**Records about charts and figures:**
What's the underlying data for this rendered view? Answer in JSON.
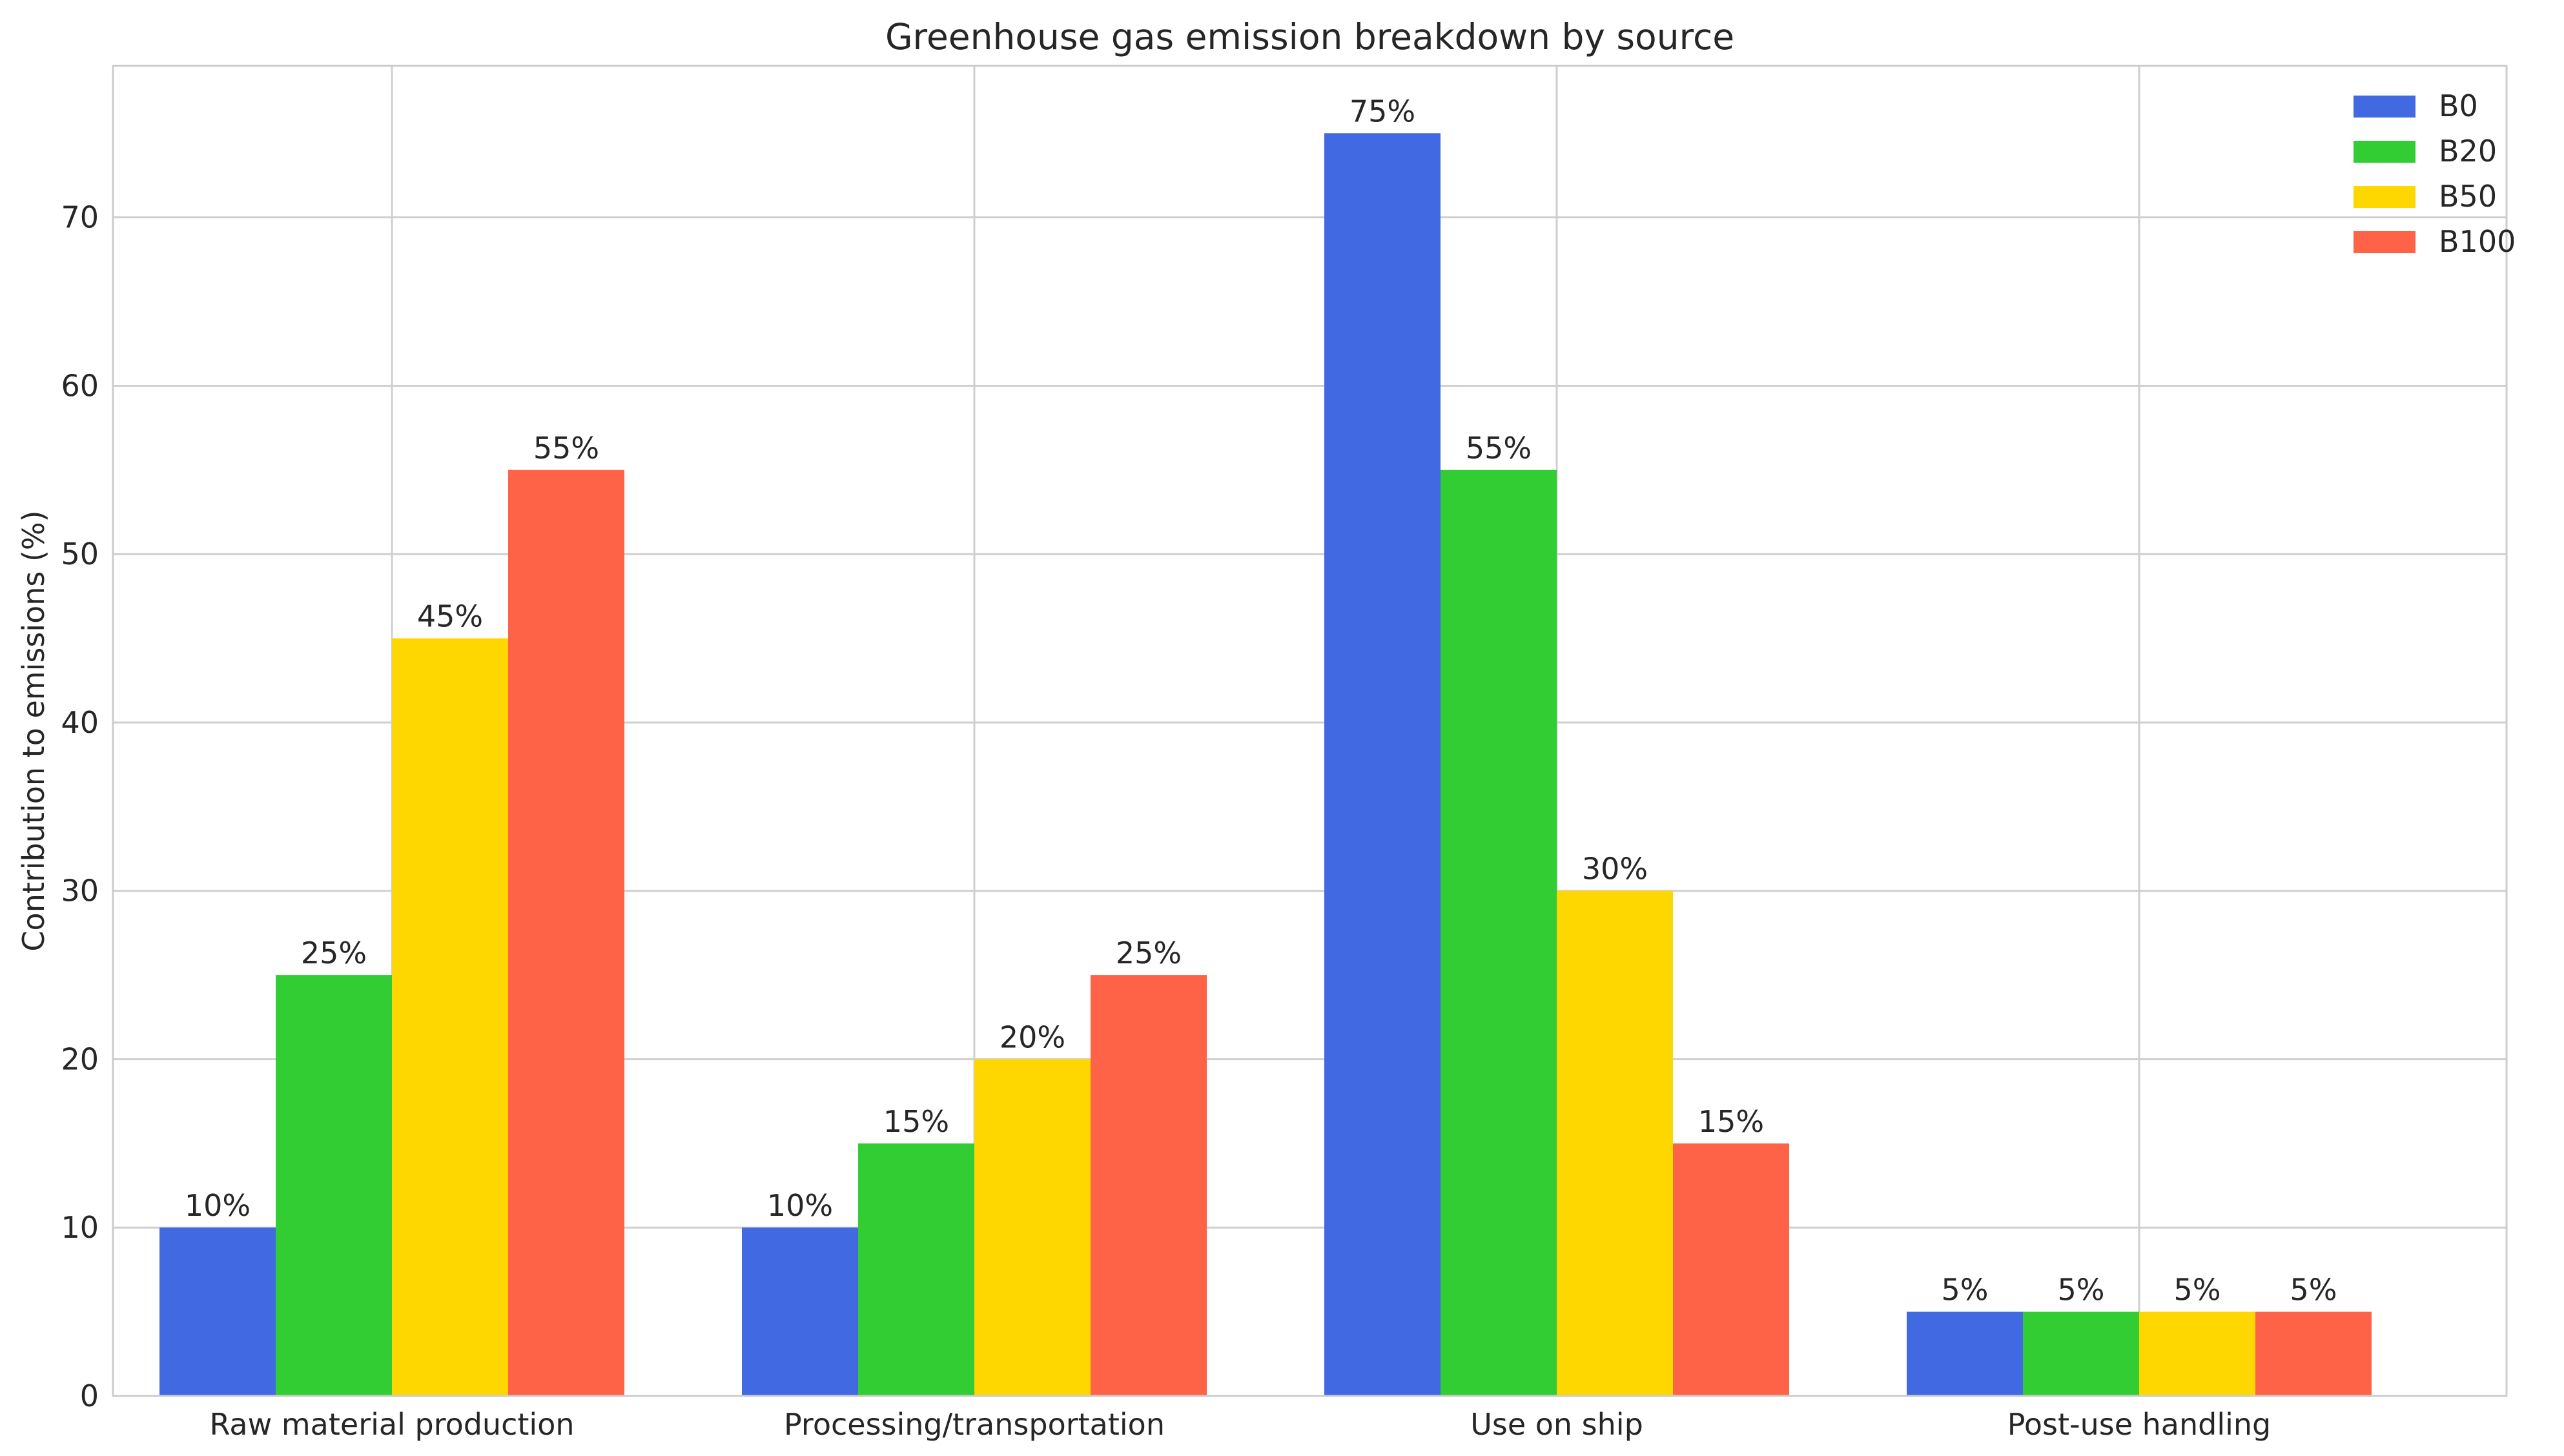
{
  "chart_data": {
    "type": "bar",
    "title": "Greenhouse gas emission breakdown by source",
    "xlabel": "",
    "ylabel": "Contribution to emissions (%)",
    "ylim": [
      0,
      79
    ],
    "yticks": [
      0,
      10,
      20,
      30,
      40,
      50,
      60,
      70
    ],
    "grid": true,
    "legend_position": "top-right",
    "categories": [
      "Raw material production",
      "Processing/transportation",
      "Use on ship",
      "Post-use handling"
    ],
    "series": [
      {
        "name": "B0",
        "color": "#4169e1",
        "values": [
          10,
          10,
          75,
          5
        ],
        "labels": [
          "10%",
          "10%",
          "75%",
          "5%"
        ]
      },
      {
        "name": "B20",
        "color": "#32cd32",
        "values": [
          25,
          15,
          55,
          5
        ],
        "labels": [
          "25%",
          "15%",
          "55%",
          "5%"
        ]
      },
      {
        "name": "B50",
        "color": "#ffd700",
        "values": [
          45,
          20,
          30,
          5
        ],
        "labels": [
          "45%",
          "20%",
          "30%",
          "5%"
        ]
      },
      {
        "name": "B100",
        "color": "#ff6347",
        "values": [
          55,
          25,
          15,
          5
        ],
        "labels": [
          "55%",
          "25%",
          "15%",
          "5%"
        ]
      }
    ]
  }
}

**YOUR TASK:** Skip the pictures, then retype every line above exactly.

**ANSWER TO THIS TASK:**
What's the underlying data for this rendered view? Answer in JSON.
{
  "chart_data": {
    "type": "bar",
    "title": "Greenhouse gas emission breakdown by source",
    "xlabel": "",
    "ylabel": "Contribution to emissions (%)",
    "ylim": [
      0,
      79
    ],
    "yticks": [
      0,
      10,
      20,
      30,
      40,
      50,
      60,
      70
    ],
    "grid": true,
    "legend_position": "top-right",
    "categories": [
      "Raw material production",
      "Processing/transportation",
      "Use on ship",
      "Post-use handling"
    ],
    "series": [
      {
        "name": "B0",
        "color": "#4169e1",
        "values": [
          10,
          10,
          75,
          5
        ],
        "labels": [
          "10%",
          "10%",
          "75%",
          "5%"
        ]
      },
      {
        "name": "B20",
        "color": "#32cd32",
        "values": [
          25,
          15,
          55,
          5
        ],
        "labels": [
          "25%",
          "15%",
          "55%",
          "5%"
        ]
      },
      {
        "name": "B50",
        "color": "#ffd700",
        "values": [
          45,
          20,
          30,
          5
        ],
        "labels": [
          "45%",
          "20%",
          "30%",
          "5%"
        ]
      },
      {
        "name": "B100",
        "color": "#ff6347",
        "values": [
          55,
          25,
          15,
          5
        ],
        "labels": [
          "55%",
          "25%",
          "15%",
          "5%"
        ]
      }
    ]
  }
}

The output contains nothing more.